** start **

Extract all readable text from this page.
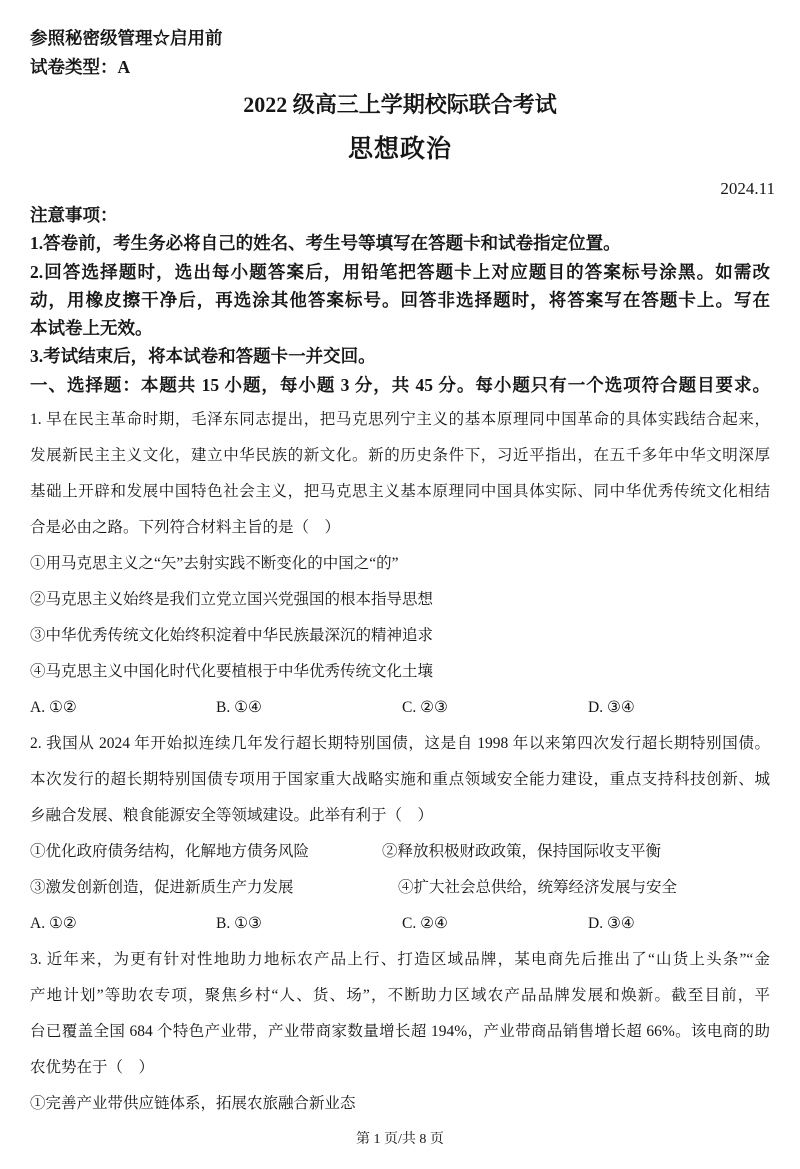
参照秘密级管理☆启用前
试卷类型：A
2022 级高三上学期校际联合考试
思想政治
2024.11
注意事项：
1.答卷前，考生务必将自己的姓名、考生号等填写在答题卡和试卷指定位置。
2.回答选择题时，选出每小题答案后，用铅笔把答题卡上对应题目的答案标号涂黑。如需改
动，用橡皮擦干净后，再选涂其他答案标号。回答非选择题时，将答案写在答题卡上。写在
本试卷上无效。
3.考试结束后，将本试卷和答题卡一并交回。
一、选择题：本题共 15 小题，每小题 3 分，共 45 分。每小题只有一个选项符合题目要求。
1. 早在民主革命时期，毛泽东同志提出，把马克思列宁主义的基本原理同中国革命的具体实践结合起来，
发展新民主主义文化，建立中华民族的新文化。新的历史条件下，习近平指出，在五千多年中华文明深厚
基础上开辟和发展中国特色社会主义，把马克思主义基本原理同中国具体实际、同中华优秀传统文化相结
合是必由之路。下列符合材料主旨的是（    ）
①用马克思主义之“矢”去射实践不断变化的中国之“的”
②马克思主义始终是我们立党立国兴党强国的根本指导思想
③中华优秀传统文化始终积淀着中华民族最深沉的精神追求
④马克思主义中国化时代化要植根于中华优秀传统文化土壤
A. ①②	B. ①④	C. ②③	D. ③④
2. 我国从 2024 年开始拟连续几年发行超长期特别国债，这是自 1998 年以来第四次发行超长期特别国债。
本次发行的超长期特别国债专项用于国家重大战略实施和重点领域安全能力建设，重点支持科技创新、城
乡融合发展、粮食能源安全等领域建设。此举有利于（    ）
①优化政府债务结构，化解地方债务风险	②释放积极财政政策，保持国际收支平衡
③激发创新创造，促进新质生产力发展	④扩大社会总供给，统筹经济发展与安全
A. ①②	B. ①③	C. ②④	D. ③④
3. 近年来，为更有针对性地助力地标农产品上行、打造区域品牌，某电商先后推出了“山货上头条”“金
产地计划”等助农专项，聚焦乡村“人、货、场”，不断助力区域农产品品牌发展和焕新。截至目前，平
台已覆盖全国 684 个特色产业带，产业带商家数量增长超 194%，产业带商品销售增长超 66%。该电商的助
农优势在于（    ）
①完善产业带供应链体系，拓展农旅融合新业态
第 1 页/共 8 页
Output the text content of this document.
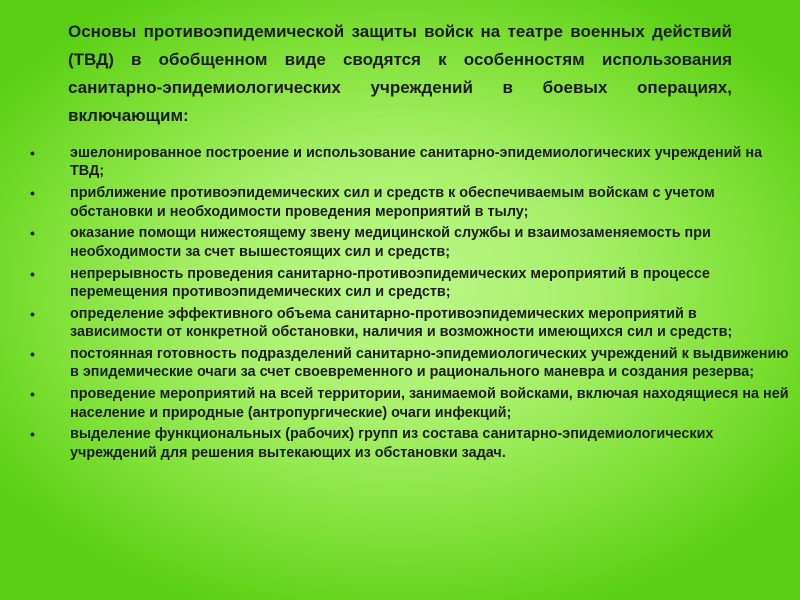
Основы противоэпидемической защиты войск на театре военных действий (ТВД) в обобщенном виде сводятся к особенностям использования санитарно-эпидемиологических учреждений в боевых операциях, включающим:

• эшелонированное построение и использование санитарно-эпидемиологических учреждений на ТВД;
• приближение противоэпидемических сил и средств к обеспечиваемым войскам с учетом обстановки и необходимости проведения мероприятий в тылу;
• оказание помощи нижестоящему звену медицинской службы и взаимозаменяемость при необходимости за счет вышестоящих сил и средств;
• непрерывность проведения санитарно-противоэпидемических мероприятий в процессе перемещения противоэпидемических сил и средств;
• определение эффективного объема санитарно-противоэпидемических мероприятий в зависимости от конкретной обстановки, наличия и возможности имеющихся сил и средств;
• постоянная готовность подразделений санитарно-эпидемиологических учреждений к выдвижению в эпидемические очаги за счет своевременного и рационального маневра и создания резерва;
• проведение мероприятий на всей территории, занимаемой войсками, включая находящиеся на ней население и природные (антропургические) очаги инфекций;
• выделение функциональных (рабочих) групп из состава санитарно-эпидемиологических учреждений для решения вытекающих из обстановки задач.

** end **

Request:
Search the data above for the word "очаги", then gather each line in which it appears.

Output of the task:
• постоянная готовность подразделений санитарно-эпидемиологических учреждений к выдвижению в эпидемические очаги за счет своевременного и рационального маневра и создания резерва;
• проведение мероприятий на всей территории, занимаемой войсками, включая находящиеся на ней население и природные (антропургические) очаги инфекций;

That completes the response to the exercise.